How many lines of the items contain the string "sort", matching case exactly? Reply with the number alone.

****

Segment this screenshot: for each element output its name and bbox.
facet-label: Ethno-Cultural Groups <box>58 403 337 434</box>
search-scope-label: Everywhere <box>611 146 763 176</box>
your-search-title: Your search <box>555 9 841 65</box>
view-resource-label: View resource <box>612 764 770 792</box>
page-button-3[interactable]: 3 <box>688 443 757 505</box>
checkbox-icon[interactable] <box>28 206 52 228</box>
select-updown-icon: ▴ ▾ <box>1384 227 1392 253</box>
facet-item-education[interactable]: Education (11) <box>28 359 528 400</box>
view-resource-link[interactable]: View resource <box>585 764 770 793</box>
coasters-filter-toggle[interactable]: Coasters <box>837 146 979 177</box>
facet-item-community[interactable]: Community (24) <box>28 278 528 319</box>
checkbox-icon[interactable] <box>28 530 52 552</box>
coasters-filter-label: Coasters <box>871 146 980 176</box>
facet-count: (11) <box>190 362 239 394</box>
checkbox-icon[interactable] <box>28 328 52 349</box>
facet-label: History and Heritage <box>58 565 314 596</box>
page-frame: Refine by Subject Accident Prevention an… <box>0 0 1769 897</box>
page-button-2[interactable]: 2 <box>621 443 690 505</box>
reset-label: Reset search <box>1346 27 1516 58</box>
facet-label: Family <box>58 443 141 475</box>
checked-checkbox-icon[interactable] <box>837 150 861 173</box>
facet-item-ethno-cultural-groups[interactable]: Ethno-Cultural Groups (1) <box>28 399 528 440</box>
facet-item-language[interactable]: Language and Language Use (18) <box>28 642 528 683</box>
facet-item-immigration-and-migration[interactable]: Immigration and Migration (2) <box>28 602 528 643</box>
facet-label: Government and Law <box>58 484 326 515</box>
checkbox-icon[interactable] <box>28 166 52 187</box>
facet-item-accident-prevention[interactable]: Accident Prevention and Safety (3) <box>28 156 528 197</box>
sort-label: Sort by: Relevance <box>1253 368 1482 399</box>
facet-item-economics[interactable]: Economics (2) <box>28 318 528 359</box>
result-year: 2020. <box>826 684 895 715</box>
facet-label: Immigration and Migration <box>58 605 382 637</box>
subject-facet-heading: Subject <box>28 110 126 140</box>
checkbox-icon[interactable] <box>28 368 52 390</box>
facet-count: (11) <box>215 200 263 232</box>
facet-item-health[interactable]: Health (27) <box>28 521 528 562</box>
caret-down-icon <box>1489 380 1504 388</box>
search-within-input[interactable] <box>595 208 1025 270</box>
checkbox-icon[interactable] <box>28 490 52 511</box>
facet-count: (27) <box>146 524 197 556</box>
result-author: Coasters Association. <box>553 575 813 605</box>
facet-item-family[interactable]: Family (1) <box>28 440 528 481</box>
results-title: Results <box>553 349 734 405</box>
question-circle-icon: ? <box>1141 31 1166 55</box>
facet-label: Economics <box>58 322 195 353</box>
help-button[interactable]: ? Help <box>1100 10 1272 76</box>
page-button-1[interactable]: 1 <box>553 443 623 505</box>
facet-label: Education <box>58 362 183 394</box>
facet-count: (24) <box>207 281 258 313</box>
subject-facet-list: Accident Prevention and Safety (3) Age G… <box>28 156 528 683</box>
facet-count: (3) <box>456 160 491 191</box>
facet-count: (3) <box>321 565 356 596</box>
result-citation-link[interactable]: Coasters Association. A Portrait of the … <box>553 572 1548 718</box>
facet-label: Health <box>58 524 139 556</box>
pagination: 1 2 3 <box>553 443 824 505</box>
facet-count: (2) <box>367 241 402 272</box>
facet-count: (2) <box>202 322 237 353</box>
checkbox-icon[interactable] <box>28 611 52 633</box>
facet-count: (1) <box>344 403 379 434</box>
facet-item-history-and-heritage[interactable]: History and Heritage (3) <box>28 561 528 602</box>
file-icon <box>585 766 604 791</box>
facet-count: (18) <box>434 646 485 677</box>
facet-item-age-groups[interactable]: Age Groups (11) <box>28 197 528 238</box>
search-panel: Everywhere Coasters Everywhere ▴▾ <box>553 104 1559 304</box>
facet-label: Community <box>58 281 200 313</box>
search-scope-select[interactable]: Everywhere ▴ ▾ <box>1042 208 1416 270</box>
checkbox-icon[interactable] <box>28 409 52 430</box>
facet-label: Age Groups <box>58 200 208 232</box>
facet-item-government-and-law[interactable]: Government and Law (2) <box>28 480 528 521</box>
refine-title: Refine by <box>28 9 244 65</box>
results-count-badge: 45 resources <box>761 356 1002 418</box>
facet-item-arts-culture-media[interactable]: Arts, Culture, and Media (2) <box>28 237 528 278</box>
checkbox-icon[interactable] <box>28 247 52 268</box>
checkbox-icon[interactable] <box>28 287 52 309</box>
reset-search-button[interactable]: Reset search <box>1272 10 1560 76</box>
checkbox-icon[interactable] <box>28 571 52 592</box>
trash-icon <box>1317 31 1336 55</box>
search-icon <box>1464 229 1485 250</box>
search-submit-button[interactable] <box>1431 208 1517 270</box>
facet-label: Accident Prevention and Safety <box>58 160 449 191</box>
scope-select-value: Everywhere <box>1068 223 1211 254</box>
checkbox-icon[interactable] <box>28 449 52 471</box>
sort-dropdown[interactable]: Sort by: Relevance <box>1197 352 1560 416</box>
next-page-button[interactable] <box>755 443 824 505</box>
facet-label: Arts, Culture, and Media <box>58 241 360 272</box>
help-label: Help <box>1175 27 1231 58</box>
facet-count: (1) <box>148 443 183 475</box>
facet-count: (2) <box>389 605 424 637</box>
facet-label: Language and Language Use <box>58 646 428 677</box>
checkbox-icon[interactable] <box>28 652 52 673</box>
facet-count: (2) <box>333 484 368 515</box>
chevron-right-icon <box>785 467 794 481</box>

****

**Right answer**
2